Recorded data:
· · · ·
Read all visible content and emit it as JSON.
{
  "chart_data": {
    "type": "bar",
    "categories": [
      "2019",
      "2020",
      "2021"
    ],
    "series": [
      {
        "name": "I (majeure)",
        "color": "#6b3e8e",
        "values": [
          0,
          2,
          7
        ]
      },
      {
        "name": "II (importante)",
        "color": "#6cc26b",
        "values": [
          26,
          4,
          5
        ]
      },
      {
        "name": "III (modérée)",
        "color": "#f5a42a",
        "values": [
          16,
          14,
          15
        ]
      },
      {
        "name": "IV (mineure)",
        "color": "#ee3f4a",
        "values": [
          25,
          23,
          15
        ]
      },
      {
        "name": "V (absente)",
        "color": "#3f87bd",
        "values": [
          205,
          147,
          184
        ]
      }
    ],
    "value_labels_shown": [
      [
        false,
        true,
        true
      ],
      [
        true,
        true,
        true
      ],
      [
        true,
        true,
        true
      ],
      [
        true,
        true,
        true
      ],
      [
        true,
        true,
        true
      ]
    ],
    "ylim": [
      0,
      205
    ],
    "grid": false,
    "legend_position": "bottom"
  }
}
· · · ·
#### Stated goal
Output all records verbatim.

#### Answer to the exercise
Read all visible content and emit it as JSON.
{
  "chart_data": {
    "type": "bar",
    "categories": [
      "2019",
      "2020",
      "2021"
    ],
    "series": [
      {
        "name": "I (majeure)",
        "color": "#6b3e8e",
        "values": [
          0,
          2,
          7
        ]
      },
      {
        "name": "II (importante)",
        "color": "#6cc26b",
        "values": [
          26,
          4,
          5
        ]
      },
      {
        "name": "III (modérée)",
        "color": "#f5a42a",
        "values": [
          16,
          14,
          15
        ]
      },
      {
        "name": "IV (mineure)",
        "color": "#ee3f4a",
        "values": [
          25,
          23,
          15
        ]
      },
      {
        "name": "V (absente)",
        "color": "#3f87bd",
        "values": [
          205,
          147,
          184
        ]
      }
    ],
    "value_labels_shown": [
      [
        false,
        true,
        true
      ],
      [
        true,
        true,
        true
      ],
      [
        true,
        true,
        true
      ],
      [
        true,
        true,
        true
      ],
      [
        true,
        true,
        true
      ]
    ],
    "ylim": [
      0,
      205
    ],
    "grid": false,
    "legend_position": "bottom"
  }
}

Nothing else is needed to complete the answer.